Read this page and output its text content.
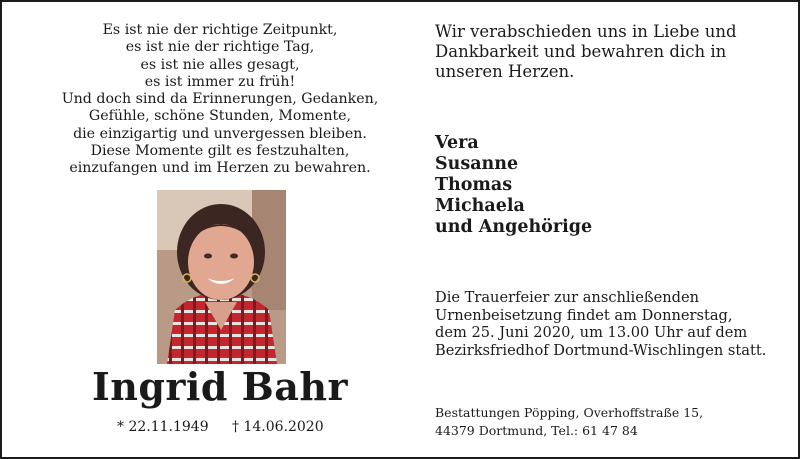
Es ist nie der richtige Zeitpunkt,
es ist nie der richtige Tag,
es ist nie alles gesagt,
es ist immer zu früh!
Und doch sind da Erinnerungen, Gedanken,
Gefühle, schöne Stunden, Momente,
die einzigartig und unvergessen bleiben.
Diese Momente gilt es festzuhalten,
einzufangen und im Herzen zu bewahren.
Ingrid Bahr
* 22.11.1949 † 14.06.2020
Wir verabschieden uns in Liebe und
Dankbarkeit und bewahren dich in
unseren Herzen.
Vera
Susanne
Thomas
Michaela
und Angehörige
Die Trauerfeier zur anschließenden
Urnenbeisetzung findet am Donnerstag,
dem 25. Juni 2020, um 13.00 Uhr auf dem
Bezirksfriedhof Dortmund-Wischlingen statt.
Bestattungen Pöpping, Overhoffstraße 15,
44379 Dortmund, Tel.: 61 47 84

§ §

Write the records out once more, exactly as they appear, with no pictures.

Read this page and output its text content.
Es ist nie der richtige Zeitpunkt,
es ist nie der richtige Tag,
es ist nie alles gesagt,
es ist immer zu früh!
Und doch sind da Erinnerungen, Gedanken,
Gefühle, schöne Stunden, Momente,
die einzigartig und unvergessen bleiben.
Diese Momente gilt es festzuhalten,
einzufangen und im Herzen zu bewahren.
Ingrid Bahr
* 22.11.1949 † 14.06.2020
Wir verabschieden uns in Liebe und
Dankbarkeit und bewahren dich in
unseren Herzen.
Vera
Susanne
Thomas
Michaela
und Angehörige
Die Trauerfeier zur anschließenden
Urnenbeisetzung findet am Donnerstag,
dem 25. Juni 2020, um 13.00 Uhr auf dem
Bezirksfriedhof Dortmund-Wischlingen statt.
Bestattungen Pöpping, Overhoffstraße 15,
44379 Dortmund, Tel.: 61 47 84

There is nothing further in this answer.